--- START OF Material provided ---

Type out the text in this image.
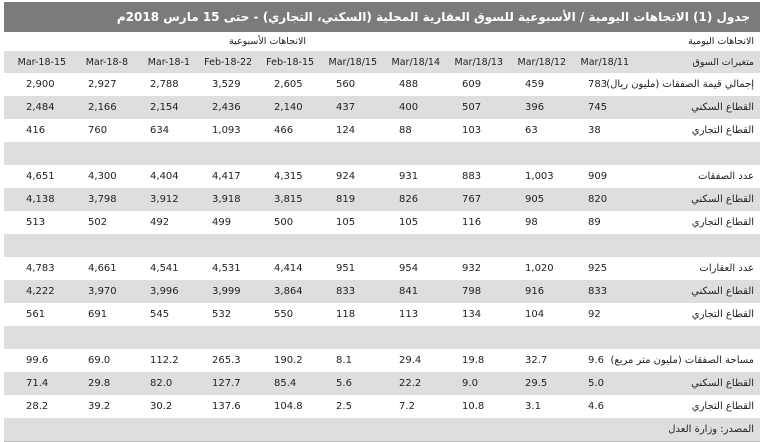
جدول (1) الاتجاهات اليومية / الأسبوعية للسوق العقارية المحلية (السكني، التجاري) - حتى 15 مارس 2018م
الاتجاهات اليومية						الاتجاهات الأسبوعية				
متغيرات السوق	Mar/18/11	Mar/18/12	Mar/18/13	Mar/18/14	Mar/18/15	15-Feb-18	22-Feb-18	1-Mar-18	8-Mar-18	15-Mar-18
إجمالي قيمة الصفقات (مليون ريال)	783	459	609	488	560	2,605	3,529	2,788	2,927	2,900
القطاع السكني	745	396	507	400	437	2,140	2,436	2,154	2,166	2,484
القطاع التجاري	38	63	103	88	124	466	1,093	634	760	416

عدد الصفقات	909	1,003	883	931	924	4,315	4,417	4,404	4,300	4,651
القطاع السكني	820	905	767	826	819	3,815	3,918	3,912	3,798	4,138
القطاع التجاري	89	98	116	105	105	500	499	492	502	513

عدد العقارات	925	1,020	932	954	951	4,414	4,531	4,541	4,661	4,783
القطاع السكني	833	916	798	841	833	3,864	3,999	3,996	3,970	4,222
القطاع التجاري	92	104	134	113	118	550	532	545	691	561

مساحة الصفقات (مليون متر مربع)	9.6	32.7	19.8	29.4	8.1	190.2	265.3	112.2	69.0	99.6
القطاع السكني	5.0	29.5	9.0	22.2	5.6	85.4	127.7	82.0	29.8	71.4
القطاع التجاري	4.6	3.1	10.8	7.2	2.5	104.8	137.6	30.2	39.2	28.2
المصدر: وزارة العدل										
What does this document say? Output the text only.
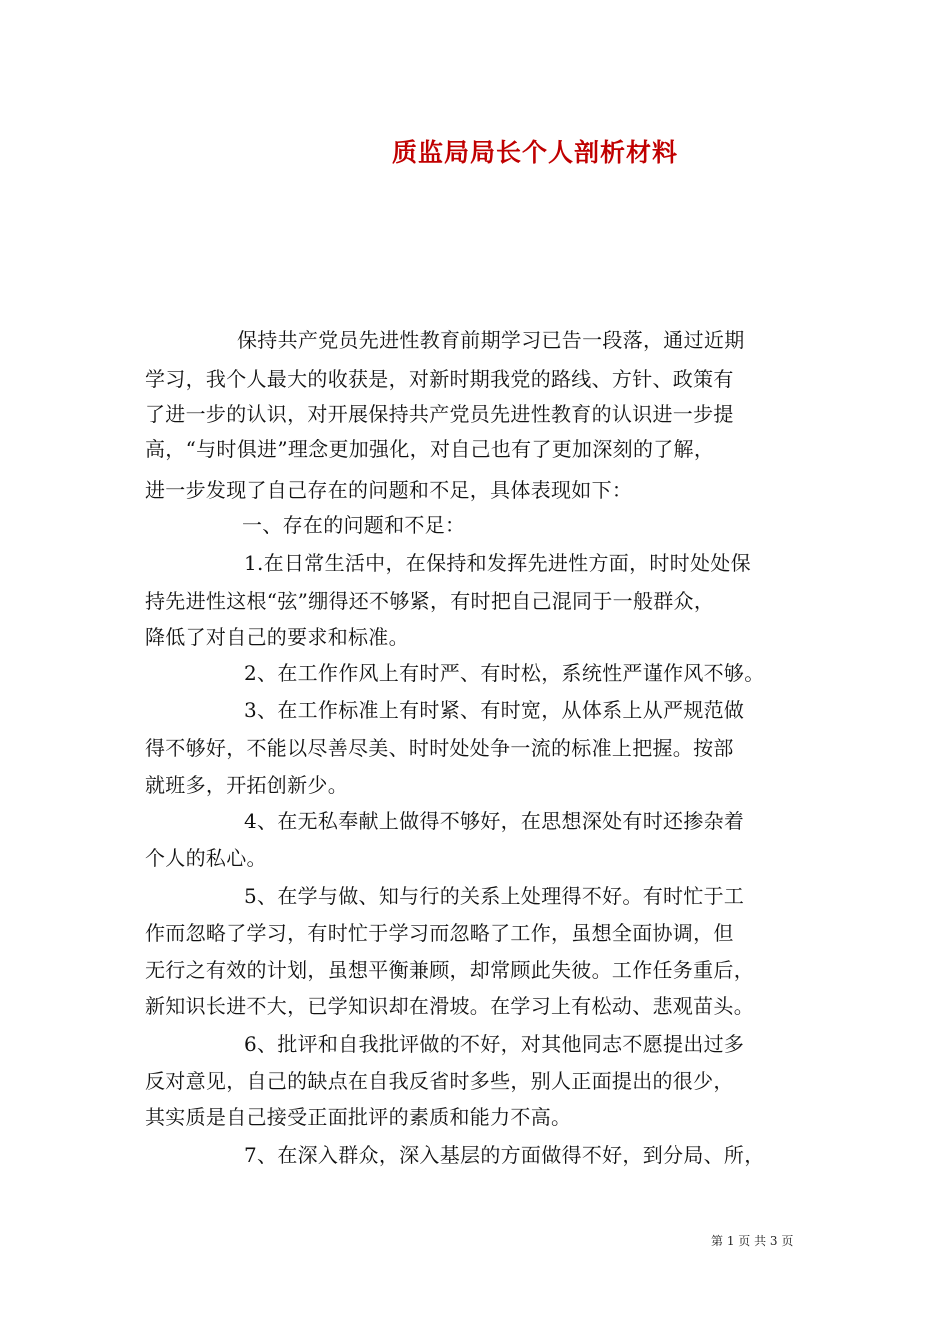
质监局局长个人剖析材料
保持共产党员先进性教育前期学习已告一段落，通过近期
学习，我个人最大的收获是，对新时期我党的路线、方针、政策有
了进一步的认识，对开展保持共产党员先进性教育的认识进一步提
高，“与时俱进”理念更加强化，对自己也有了更加深刻的了解，
进一步发现了自己存在的问题和不足，具体表现如下：
一、存在的问题和不足：
1.在日常生活中，在保持和发挥先进性方面，时时处处保
持先进性这根“弦”绷得还不够紧，有时把自己混同于一般群众，
降低了对自己的要求和标准。
2、在工作作风上有时严、有时松，系统性严谨作风不够。
3、在工作标准上有时紧、有时宽，从体系上从严规范做
得不够好，不能以尽善尽美、时时处处争一流的标准上把握。按部
就班多，开拓创新少。
4、在无私奉献上做得不够好，在思想深处有时还掺杂着
个人的私心。
5、在学与做、知与行的关系上处理得不好。有时忙于工
作而忽略了学习，有时忙于学习而忽略了工作，虽想全面协调，但
无行之有效的计划，虽想平衡兼顾，却常顾此失彼。工作任务重后，
新知识长进不大，已学知识却在滑坡。在学习上有松动、悲观苗头。
6、批评和自我批评做的不好，对其他同志不愿提出过多
反对意见，自己的缺点在自我反省时多些，别人正面提出的很少，
其实质是自己接受正面批评的素质和能力不高。
7、在深入群众，深入基层的方面做得不好，到分局、所，
第 1 页 共 3 页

--- END OF Material provided ---

### Task
Output each line exactly; omit every picture.

### Solution below
Type out the text in this image.
جدول (1) الاتجاهات اليومية / الأسبوعية للسوق العقارية المحلية (السكني، التجاري) - حتى 15 مارس 2018م
الاتجاهات اليومية						الاتجاهات الأسبوعية				
متغيرات السوق	Mar/18/11	Mar/18/12	Mar/18/13	Mar/18/14	Mar/18/15	15-Feb-18	22-Feb-18	1-Mar-18	8-Mar-18	15-Mar-18
إجمالي قيمة الصفقات (مليون ريال)	783	459	609	488	560	2,605	3,529	2,788	2,927	2,900
القطاع السكني	745	396	507	400	437	2,140	2,436	2,154	2,166	2,484
القطاع التجاري	38	63	103	88	124	466	1,093	634	760	416

عدد الصفقات	909	1,003	883	931	924	4,315	4,417	4,404	4,300	4,651
القطاع السكني	820	905	767	826	819	3,815	3,918	3,912	3,798	4,138
القطاع التجاري	89	98	116	105	105	500	499	492	502	513

عدد العقارات	925	1,020	932	954	951	4,414	4,531	4,541	4,661	4,783
القطاع السكني	833	916	798	841	833	3,864	3,999	3,996	3,970	4,222
القطاع التجاري	92	104	134	113	118	550	532	545	691	561

مساحة الصفقات (مليون متر مربع)	9.6	32.7	19.8	29.4	8.1	190.2	265.3	112.2	69.0	99.6
القطاع السكني	5.0	29.5	9.0	22.2	5.6	85.4	127.7	82.0	29.8	71.4
القطاع التجاري	4.6	3.1	10.8	7.2	2.5	104.8	137.6	30.2	39.2	28.2
المصدر: وزارة العدل										
What does this document say? Output the text only.
质监局局长个人剖析材料
保持共产党员先进性教育前期学习已告一段落，通过近期
学习，我个人最大的收获是，对新时期我党的路线、方针、政策有
了进一步的认识，对开展保持共产党员先进性教育的认识进一步提
高，“与时俱进”理念更加强化，对自己也有了更加深刻的了解，
进一步发现了自己存在的问题和不足，具体表现如下：
一、存在的问题和不足：
1.在日常生活中，在保持和发挥先进性方面，时时处处保
持先进性这根“弦”绷得还不够紧，有时把自己混同于一般群众，
降低了对自己的要求和标准。
2、在工作作风上有时严、有时松，系统性严谨作风不够。
3、在工作标准上有时紧、有时宽，从体系上从严规范做
得不够好，不能以尽善尽美、时时处处争一流的标准上把握。按部
就班多，开拓创新少。
4、在无私奉献上做得不够好，在思想深处有时还掺杂着
个人的私心。
5、在学与做、知与行的关系上处理得不好。有时忙于工
作而忽略了学习，有时忙于学习而忽略了工作，虽想全面协调，但
无行之有效的计划，虽想平衡兼顾，却常顾此失彼。工作任务重后，
新知识长进不大，已学知识却在滑坡。在学习上有松动、悲观苗头。
6、批评和自我批评做的不好，对其他同志不愿提出过多
反对意见，自己的缺点在自我反省时多些，别人正面提出的很少，
其实质是自己接受正面批评的素质和能力不高。
7、在深入群众，深入基层的方面做得不好，到分局、所，
第 1 页 共 3 页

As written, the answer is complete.